- **Dataset content**

________________

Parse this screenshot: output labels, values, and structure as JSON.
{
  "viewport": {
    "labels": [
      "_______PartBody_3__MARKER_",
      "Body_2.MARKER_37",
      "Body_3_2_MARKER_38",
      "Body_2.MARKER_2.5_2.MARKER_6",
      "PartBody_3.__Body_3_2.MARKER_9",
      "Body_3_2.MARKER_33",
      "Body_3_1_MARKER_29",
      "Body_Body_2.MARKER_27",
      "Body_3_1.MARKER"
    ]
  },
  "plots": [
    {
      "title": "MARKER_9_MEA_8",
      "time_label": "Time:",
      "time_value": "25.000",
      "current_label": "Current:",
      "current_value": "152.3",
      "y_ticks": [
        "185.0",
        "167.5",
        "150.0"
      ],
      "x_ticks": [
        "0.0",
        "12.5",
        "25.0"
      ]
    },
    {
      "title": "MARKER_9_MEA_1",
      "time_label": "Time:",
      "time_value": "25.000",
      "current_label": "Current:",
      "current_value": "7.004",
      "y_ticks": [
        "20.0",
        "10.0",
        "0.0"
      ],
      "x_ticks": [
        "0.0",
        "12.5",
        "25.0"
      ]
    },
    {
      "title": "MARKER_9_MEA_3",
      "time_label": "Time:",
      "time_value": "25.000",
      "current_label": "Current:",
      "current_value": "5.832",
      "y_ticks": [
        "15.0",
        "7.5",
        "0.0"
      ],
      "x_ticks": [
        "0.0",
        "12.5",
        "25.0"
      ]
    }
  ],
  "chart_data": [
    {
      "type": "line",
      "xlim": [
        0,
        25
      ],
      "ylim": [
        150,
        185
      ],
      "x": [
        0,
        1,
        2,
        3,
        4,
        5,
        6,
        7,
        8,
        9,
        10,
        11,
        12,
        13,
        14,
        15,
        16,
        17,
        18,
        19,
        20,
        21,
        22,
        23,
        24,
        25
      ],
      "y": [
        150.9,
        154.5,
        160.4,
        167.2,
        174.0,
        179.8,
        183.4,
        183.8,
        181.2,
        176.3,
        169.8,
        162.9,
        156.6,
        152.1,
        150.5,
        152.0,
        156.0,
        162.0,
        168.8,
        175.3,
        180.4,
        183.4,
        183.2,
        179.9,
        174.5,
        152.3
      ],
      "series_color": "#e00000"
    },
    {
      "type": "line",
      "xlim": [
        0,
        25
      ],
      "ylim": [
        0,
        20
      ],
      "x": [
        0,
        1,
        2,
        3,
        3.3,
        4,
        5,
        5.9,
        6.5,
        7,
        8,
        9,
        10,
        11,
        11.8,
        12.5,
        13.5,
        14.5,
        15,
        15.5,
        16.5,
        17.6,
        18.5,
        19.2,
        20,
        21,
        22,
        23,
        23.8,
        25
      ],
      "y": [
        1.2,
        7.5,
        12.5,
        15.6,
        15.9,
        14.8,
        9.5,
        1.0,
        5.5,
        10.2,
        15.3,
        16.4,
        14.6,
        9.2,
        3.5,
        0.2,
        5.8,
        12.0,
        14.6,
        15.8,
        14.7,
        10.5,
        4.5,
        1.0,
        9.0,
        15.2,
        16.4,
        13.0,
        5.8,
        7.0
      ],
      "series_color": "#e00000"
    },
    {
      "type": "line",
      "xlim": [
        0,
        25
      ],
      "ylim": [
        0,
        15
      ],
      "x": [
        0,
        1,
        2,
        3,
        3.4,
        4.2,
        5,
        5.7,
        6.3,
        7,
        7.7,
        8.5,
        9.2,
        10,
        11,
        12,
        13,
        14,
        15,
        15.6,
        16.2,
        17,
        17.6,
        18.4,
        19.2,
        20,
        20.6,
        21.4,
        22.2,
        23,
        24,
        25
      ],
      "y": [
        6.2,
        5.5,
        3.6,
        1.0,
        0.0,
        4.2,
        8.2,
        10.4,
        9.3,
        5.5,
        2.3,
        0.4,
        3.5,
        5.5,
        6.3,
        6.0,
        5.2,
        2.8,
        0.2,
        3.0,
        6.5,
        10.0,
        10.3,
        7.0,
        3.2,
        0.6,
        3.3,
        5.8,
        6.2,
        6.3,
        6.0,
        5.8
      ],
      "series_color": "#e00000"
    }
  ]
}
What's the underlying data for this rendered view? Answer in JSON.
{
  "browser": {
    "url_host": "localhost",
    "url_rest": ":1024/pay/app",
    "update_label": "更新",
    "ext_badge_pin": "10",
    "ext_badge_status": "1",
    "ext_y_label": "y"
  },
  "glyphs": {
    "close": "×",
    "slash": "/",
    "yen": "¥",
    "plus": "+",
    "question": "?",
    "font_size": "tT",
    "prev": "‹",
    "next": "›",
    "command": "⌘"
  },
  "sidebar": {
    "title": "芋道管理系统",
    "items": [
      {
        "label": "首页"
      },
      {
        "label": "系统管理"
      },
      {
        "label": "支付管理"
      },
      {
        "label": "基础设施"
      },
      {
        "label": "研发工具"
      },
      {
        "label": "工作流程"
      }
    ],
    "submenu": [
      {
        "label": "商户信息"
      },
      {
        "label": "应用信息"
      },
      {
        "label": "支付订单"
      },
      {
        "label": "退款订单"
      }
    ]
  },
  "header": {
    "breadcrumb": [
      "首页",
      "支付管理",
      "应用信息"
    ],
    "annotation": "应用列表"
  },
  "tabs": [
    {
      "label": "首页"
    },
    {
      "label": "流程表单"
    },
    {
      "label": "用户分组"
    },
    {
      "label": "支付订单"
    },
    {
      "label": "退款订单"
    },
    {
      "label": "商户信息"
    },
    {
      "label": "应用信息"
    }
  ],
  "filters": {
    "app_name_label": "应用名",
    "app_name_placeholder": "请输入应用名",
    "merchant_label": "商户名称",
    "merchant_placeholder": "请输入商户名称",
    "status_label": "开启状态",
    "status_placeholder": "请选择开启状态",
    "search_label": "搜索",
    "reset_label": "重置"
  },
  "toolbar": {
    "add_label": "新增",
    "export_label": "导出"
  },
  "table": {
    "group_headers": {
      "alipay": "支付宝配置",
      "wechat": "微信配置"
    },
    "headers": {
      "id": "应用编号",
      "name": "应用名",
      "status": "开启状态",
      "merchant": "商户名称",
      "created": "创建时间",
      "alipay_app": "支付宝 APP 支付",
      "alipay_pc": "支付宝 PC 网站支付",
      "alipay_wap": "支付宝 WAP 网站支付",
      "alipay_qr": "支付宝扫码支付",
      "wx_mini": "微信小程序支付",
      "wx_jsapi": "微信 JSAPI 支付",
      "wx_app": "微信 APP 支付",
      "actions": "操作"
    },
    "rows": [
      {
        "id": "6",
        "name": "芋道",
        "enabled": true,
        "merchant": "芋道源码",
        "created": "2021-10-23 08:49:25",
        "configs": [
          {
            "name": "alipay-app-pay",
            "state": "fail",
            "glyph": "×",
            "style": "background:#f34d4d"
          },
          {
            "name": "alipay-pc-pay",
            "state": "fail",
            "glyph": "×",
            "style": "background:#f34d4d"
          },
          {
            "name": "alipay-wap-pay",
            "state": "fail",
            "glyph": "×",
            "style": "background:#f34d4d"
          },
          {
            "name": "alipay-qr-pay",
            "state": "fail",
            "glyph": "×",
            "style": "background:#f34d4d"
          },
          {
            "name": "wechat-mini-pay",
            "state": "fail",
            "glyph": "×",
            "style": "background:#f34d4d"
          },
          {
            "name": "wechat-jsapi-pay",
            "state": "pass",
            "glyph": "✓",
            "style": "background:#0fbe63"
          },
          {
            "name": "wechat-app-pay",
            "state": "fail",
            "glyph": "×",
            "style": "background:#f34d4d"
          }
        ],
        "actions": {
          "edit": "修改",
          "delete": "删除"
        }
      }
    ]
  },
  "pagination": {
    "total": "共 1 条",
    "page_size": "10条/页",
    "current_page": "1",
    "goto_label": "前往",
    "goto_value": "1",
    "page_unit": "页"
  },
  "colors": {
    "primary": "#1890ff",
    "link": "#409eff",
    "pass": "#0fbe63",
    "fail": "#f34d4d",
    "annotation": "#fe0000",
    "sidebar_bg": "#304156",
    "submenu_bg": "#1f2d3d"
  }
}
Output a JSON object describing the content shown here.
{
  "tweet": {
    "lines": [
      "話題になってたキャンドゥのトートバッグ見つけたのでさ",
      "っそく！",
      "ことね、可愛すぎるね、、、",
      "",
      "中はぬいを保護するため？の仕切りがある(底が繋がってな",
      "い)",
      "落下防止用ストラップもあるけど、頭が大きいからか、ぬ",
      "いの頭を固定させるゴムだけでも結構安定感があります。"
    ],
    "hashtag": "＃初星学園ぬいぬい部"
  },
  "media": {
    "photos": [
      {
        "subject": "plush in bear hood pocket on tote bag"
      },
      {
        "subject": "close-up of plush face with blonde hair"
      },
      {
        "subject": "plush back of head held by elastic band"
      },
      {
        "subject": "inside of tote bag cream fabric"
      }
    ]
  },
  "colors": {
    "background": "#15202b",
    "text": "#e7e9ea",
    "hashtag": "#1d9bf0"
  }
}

________________

Pull out all lines in the data above that include "plush".

        "subject": "plush in bear hood pocket on tote bag"
        "subject": "close-up of plush face with blonde hair"
        "subject": "plush back of head held by elastic band"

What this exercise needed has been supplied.